STATED TASK
Reproduce all the lines exactly as they stand, apart from the pictures.

───── DATASET RECORDS ─────

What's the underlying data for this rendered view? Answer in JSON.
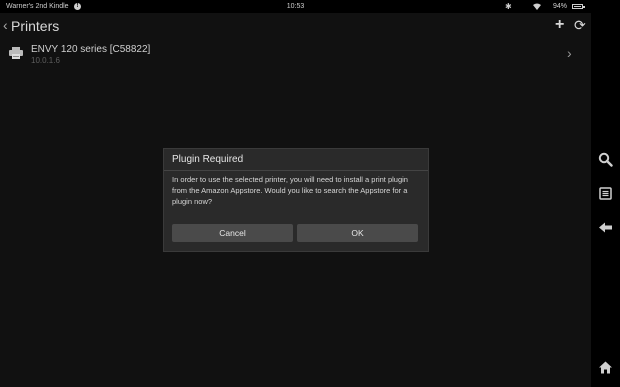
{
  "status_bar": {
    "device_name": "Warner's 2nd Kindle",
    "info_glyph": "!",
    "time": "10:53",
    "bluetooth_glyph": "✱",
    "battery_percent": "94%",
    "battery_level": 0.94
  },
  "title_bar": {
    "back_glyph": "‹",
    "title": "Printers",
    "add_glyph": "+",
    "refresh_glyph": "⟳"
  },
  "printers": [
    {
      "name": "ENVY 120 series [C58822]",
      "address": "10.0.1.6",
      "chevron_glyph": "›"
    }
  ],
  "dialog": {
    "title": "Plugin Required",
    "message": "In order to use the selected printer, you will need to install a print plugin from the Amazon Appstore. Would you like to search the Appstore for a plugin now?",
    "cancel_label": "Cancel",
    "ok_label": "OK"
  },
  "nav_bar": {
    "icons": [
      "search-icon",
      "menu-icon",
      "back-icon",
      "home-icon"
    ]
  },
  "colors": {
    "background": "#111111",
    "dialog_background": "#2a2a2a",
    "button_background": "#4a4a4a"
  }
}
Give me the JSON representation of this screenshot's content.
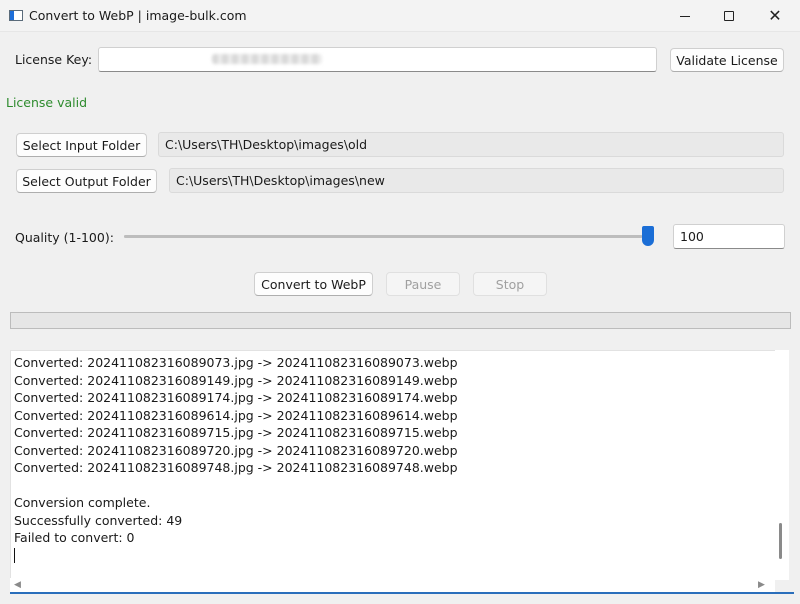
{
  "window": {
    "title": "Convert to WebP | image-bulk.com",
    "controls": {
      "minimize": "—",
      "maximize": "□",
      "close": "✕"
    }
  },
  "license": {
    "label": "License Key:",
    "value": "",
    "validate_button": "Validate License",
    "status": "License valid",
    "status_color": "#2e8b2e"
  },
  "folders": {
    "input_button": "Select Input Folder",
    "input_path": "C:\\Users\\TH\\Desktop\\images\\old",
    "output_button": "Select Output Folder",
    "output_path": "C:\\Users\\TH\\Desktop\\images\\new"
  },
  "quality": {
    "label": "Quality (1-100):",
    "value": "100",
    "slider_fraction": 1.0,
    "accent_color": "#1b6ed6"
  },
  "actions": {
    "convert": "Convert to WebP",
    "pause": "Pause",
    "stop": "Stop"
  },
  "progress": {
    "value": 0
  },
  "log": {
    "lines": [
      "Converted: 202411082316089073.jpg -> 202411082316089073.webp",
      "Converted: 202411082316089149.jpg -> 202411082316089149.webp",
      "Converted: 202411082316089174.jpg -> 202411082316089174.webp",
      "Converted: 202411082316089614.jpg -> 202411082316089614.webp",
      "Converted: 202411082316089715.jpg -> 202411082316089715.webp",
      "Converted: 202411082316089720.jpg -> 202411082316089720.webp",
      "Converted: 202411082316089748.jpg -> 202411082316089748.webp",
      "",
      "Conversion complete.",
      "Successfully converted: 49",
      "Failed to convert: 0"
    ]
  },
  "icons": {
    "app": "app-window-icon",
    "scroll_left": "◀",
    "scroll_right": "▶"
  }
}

─────

COMPLETED TASK
What's the underlying data for this rendered view? Answer in JSON.
{
  "status_bar": {
    "device_name": "Warner's 2nd Kindle",
    "info_glyph": "!",
    "time": "10:53",
    "bluetooth_glyph": "✱",
    "battery_percent": "94%",
    "battery_level": 0.94
  },
  "title_bar": {
    "back_glyph": "‹",
    "title": "Printers",
    "add_glyph": "+",
    "refresh_glyph": "⟳"
  },
  "printers": [
    {
      "name": "ENVY 120 series [C58822]",
      "address": "10.0.1.6",
      "chevron_glyph": "›"
    }
  ],
  "dialog": {
    "title": "Plugin Required",
    "message": "In order to use the selected printer, you will need to install a print plugin from the Amazon Appstore. Would you like to search the Appstore for a plugin now?",
    "cancel_label": "Cancel",
    "ok_label": "OK"
  },
  "nav_bar": {
    "icons": [
      "search-icon",
      "menu-icon",
      "back-icon",
      "home-icon"
    ]
  },
  "colors": {
    "background": "#111111",
    "dialog_background": "#2a2a2a",
    "button_background": "#4a4a4a"
  }
}
Give me the JSON representation of this screenshot's content.
{
  "window": {
    "title": "Convert to WebP | image-bulk.com",
    "controls": {
      "minimize": "—",
      "maximize": "□",
      "close": "✕"
    }
  },
  "license": {
    "label": "License Key:",
    "value": "",
    "validate_button": "Validate License",
    "status": "License valid",
    "status_color": "#2e8b2e"
  },
  "folders": {
    "input_button": "Select Input Folder",
    "input_path": "C:\\Users\\TH\\Desktop\\images\\old",
    "output_button": "Select Output Folder",
    "output_path": "C:\\Users\\TH\\Desktop\\images\\new"
  },
  "quality": {
    "label": "Quality (1-100):",
    "value": "100",
    "slider_fraction": 1.0,
    "accent_color": "#1b6ed6"
  },
  "actions": {
    "convert": "Convert to WebP",
    "pause": "Pause",
    "stop": "Stop"
  },
  "progress": {
    "value": 0
  },
  "log": {
    "lines": [
      "Converted: 202411082316089073.jpg -> 202411082316089073.webp",
      "Converted: 202411082316089149.jpg -> 202411082316089149.webp",
      "Converted: 202411082316089174.jpg -> 202411082316089174.webp",
      "Converted: 202411082316089614.jpg -> 202411082316089614.webp",
      "Converted: 202411082316089715.jpg -> 202411082316089715.webp",
      "Converted: 202411082316089720.jpg -> 202411082316089720.webp",
      "Converted: 202411082316089748.jpg -> 202411082316089748.webp",
      "",
      "Conversion complete.",
      "Successfully converted: 49",
      "Failed to convert: 0"
    ]
  },
  "icons": {
    "app": "app-window-icon",
    "scroll_left": "◀",
    "scroll_right": "▶"
  }
}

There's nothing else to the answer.